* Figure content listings
══════
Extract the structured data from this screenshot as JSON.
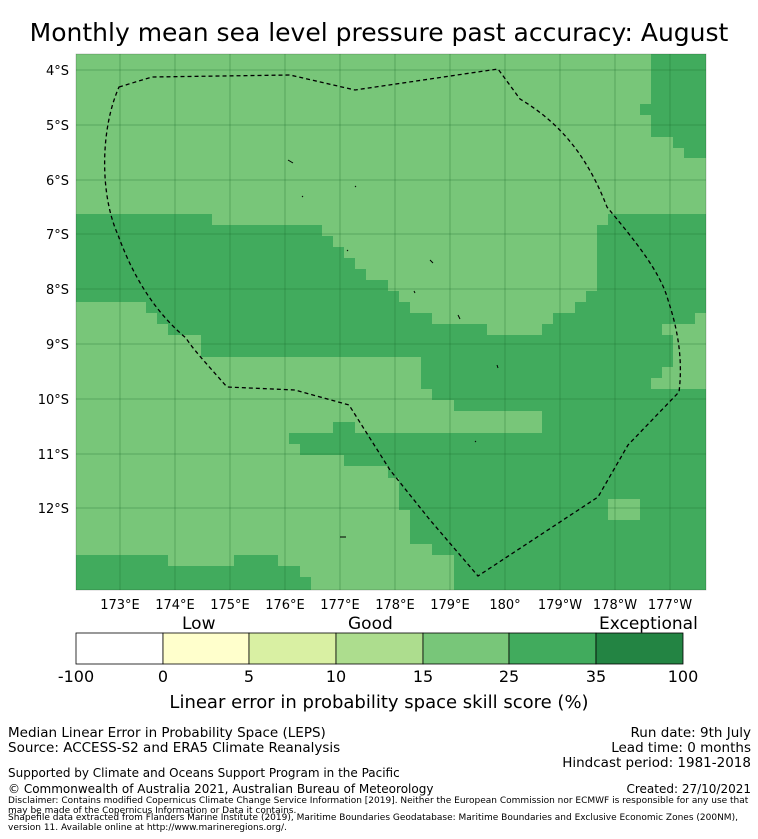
{
  "title": "Monthly mean sea level pressure past accuracy: August",
  "map": {
    "lat_labels": [
      "4°S",
      "5°S",
      "6°S",
      "7°S",
      "8°S",
      "9°S",
      "10°S",
      "11°S",
      "12°S"
    ],
    "lon_labels": [
      "173°E",
      "174°E",
      "175°E",
      "176°E",
      "177°E",
      "178°E",
      "179°E",
      "180°",
      "179°W",
      "178°W",
      "177°W"
    ],
    "boundary_style": "dashed",
    "colors": {
      "class_15_25": "#78c679",
      "class_25_35": "#41ab5d",
      "boundary": "#000000"
    }
  },
  "colorbar": {
    "categories": [
      "Low",
      "Good",
      "Exceptional"
    ],
    "ticks": [
      "-100",
      "0",
      "5",
      "10",
      "15",
      "25",
      "35",
      "100"
    ],
    "colors": [
      "#ffffff",
      "#ffffcc",
      "#d9f0a3",
      "#addd8e",
      "#78c679",
      "#41ab5d",
      "#238443"
    ],
    "label": "Linear error in probability space skill score (%)"
  },
  "footer": {
    "method": "Median Linear Error in Probability Space (LEPS)",
    "source": "Source: ACCESS-S2 and ERA5 Climate Reanalysis",
    "run_date": "Run date: 9th July",
    "lead_time": "Lead time: 0 months",
    "hindcast": "Hindcast period: 1981-2018",
    "support": "Supported by Climate and Oceans Support Program in the Pacific",
    "copyright": "© Commonwealth of Australia 2021, Australian Bureau of Meteorology",
    "created": "Created: 27/10/2021",
    "disclaimer": "Disclaimer: Contains modified Copernicus Climate Change Service Information [2019]. Neither the European Commission nor ECMWF is responsible for any use that may be made of the Copernicus Information or Data it contains.",
    "shapefile": "Shapefile data extracted from Flanders Marine Institute (2019), Maritime Boundaries Geodatabase: Maritime Boundaries and Exclusive Economic Zones (200NM), version 11. Available online at http://www.marineregions.org/."
  }
}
══════
* YOUR OBJECTIVE
Repeat the material above verbatim, with no pictures in the output.

* OUTPUT OF THE EXERCISE
Extract the structured data from this screenshot as JSON.
{
  "title": "Monthly mean sea level pressure past accuracy: August",
  "map": {
    "lat_labels": [
      "4°S",
      "5°S",
      "6°S",
      "7°S",
      "8°S",
      "9°S",
      "10°S",
      "11°S",
      "12°S"
    ],
    "lon_labels": [
      "173°E",
      "174°E",
      "175°E",
      "176°E",
      "177°E",
      "178°E",
      "179°E",
      "180°",
      "179°W",
      "178°W",
      "177°W"
    ],
    "boundary_style": "dashed",
    "colors": {
      "class_15_25": "#78c679",
      "class_25_35": "#41ab5d",
      "boundary": "#000000"
    }
  },
  "colorbar": {
    "categories": [
      "Low",
      "Good",
      "Exceptional"
    ],
    "ticks": [
      "-100",
      "0",
      "5",
      "10",
      "15",
      "25",
      "35",
      "100"
    ],
    "colors": [
      "#ffffff",
      "#ffffcc",
      "#d9f0a3",
      "#addd8e",
      "#78c679",
      "#41ab5d",
      "#238443"
    ],
    "label": "Linear error in probability space skill score (%)"
  },
  "footer": {
    "method": "Median Linear Error in Probability Space (LEPS)",
    "source": "Source: ACCESS-S2 and ERA5 Climate Reanalysis",
    "run_date": "Run date: 9th July",
    "lead_time": "Lead time: 0 months",
    "hindcast": "Hindcast period: 1981-2018",
    "support": "Supported by Climate and Oceans Support Program in the Pacific",
    "copyright": "© Commonwealth of Australia 2021, Australian Bureau of Meteorology",
    "created": "Created: 27/10/2021",
    "disclaimer": "Disclaimer: Contains modified Copernicus Climate Change Service Information [2019]. Neither the European Commission nor ECMWF is responsible for any use that may be made of the Copernicus Information or Data it contains.",
    "shapefile": "Shapefile data extracted from Flanders Marine Institute (2019), Maritime Boundaries Geodatabase: Maritime Boundaries and Exclusive Economic Zones (200NM), version 11. Available online at http://www.marineregions.org/."
  }
}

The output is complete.